╭─ INFORMATION GIVEN

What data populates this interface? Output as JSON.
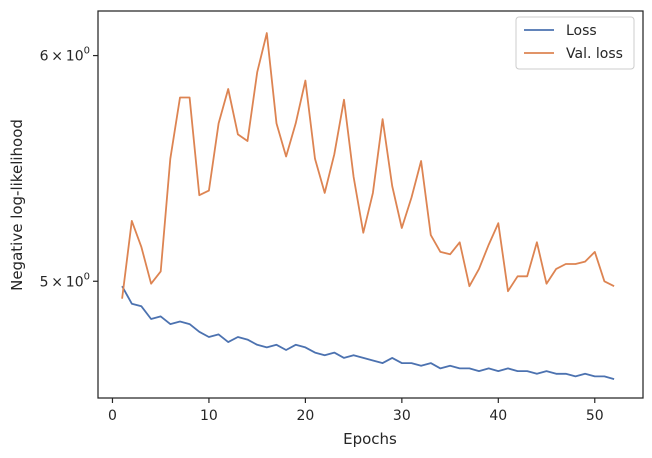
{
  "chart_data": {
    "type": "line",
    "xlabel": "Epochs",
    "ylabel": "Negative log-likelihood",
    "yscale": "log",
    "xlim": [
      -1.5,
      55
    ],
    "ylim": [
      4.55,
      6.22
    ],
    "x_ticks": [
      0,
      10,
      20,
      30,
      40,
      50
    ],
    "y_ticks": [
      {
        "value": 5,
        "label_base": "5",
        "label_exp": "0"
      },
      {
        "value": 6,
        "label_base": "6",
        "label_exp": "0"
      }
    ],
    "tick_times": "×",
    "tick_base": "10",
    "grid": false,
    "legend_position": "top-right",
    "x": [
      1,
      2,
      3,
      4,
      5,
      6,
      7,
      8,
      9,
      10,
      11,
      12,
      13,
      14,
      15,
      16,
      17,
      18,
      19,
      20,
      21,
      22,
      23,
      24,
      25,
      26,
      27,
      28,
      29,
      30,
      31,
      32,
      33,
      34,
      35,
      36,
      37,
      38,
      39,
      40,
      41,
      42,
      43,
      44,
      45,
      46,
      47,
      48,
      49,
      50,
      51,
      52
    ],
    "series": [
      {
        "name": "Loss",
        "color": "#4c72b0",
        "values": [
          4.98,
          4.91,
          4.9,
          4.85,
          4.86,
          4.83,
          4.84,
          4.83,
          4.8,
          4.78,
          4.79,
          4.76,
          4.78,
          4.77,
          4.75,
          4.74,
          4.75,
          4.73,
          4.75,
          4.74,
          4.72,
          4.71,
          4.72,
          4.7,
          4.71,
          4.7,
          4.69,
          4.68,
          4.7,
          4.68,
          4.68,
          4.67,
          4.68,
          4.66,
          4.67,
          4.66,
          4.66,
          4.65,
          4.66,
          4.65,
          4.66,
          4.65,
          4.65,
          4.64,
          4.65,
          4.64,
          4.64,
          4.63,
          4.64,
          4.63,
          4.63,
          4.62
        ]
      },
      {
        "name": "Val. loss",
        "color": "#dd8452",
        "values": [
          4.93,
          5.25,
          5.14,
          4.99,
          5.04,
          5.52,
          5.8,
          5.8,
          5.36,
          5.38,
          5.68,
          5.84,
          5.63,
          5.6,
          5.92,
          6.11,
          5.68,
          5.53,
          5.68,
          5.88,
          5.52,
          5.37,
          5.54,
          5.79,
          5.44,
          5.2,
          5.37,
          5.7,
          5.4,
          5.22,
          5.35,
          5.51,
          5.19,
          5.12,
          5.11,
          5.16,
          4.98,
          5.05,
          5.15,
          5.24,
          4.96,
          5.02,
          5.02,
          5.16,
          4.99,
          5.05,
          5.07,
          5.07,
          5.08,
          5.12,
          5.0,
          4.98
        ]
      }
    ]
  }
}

╰─

AIM
All of the lines above should be retyped precisely, apart from the pictures.

FINAL ANSWER
What data populates this interface? Output as JSON.
{
  "chart_data": {
    "type": "line",
    "xlabel": "Epochs",
    "ylabel": "Negative log-likelihood",
    "yscale": "log",
    "xlim": [
      -1.5,
      55
    ],
    "ylim": [
      4.55,
      6.22
    ],
    "x_ticks": [
      0,
      10,
      20,
      30,
      40,
      50
    ],
    "y_ticks": [
      {
        "value": 5,
        "label_base": "5",
        "label_exp": "0"
      },
      {
        "value": 6,
        "label_base": "6",
        "label_exp": "0"
      }
    ],
    "tick_times": "×",
    "tick_base": "10",
    "grid": false,
    "legend_position": "top-right",
    "x": [
      1,
      2,
      3,
      4,
      5,
      6,
      7,
      8,
      9,
      10,
      11,
      12,
      13,
      14,
      15,
      16,
      17,
      18,
      19,
      20,
      21,
      22,
      23,
      24,
      25,
      26,
      27,
      28,
      29,
      30,
      31,
      32,
      33,
      34,
      35,
      36,
      37,
      38,
      39,
      40,
      41,
      42,
      43,
      44,
      45,
      46,
      47,
      48,
      49,
      50,
      51,
      52
    ],
    "series": [
      {
        "name": "Loss",
        "color": "#4c72b0",
        "values": [
          4.98,
          4.91,
          4.9,
          4.85,
          4.86,
          4.83,
          4.84,
          4.83,
          4.8,
          4.78,
          4.79,
          4.76,
          4.78,
          4.77,
          4.75,
          4.74,
          4.75,
          4.73,
          4.75,
          4.74,
          4.72,
          4.71,
          4.72,
          4.7,
          4.71,
          4.7,
          4.69,
          4.68,
          4.7,
          4.68,
          4.68,
          4.67,
          4.68,
          4.66,
          4.67,
          4.66,
          4.66,
          4.65,
          4.66,
          4.65,
          4.66,
          4.65,
          4.65,
          4.64,
          4.65,
          4.64,
          4.64,
          4.63,
          4.64,
          4.63,
          4.63,
          4.62
        ]
      },
      {
        "name": "Val. loss",
        "color": "#dd8452",
        "values": [
          4.93,
          5.25,
          5.14,
          4.99,
          5.04,
          5.52,
          5.8,
          5.8,
          5.36,
          5.38,
          5.68,
          5.84,
          5.63,
          5.6,
          5.92,
          6.11,
          5.68,
          5.53,
          5.68,
          5.88,
          5.52,
          5.37,
          5.54,
          5.79,
          5.44,
          5.2,
          5.37,
          5.7,
          5.4,
          5.22,
          5.35,
          5.51,
          5.19,
          5.12,
          5.11,
          5.16,
          4.98,
          5.05,
          5.15,
          5.24,
          4.96,
          5.02,
          5.02,
          5.16,
          4.99,
          5.05,
          5.07,
          5.07,
          5.08,
          5.12,
          5.0,
          4.98
        ]
      }
    ]
  }
}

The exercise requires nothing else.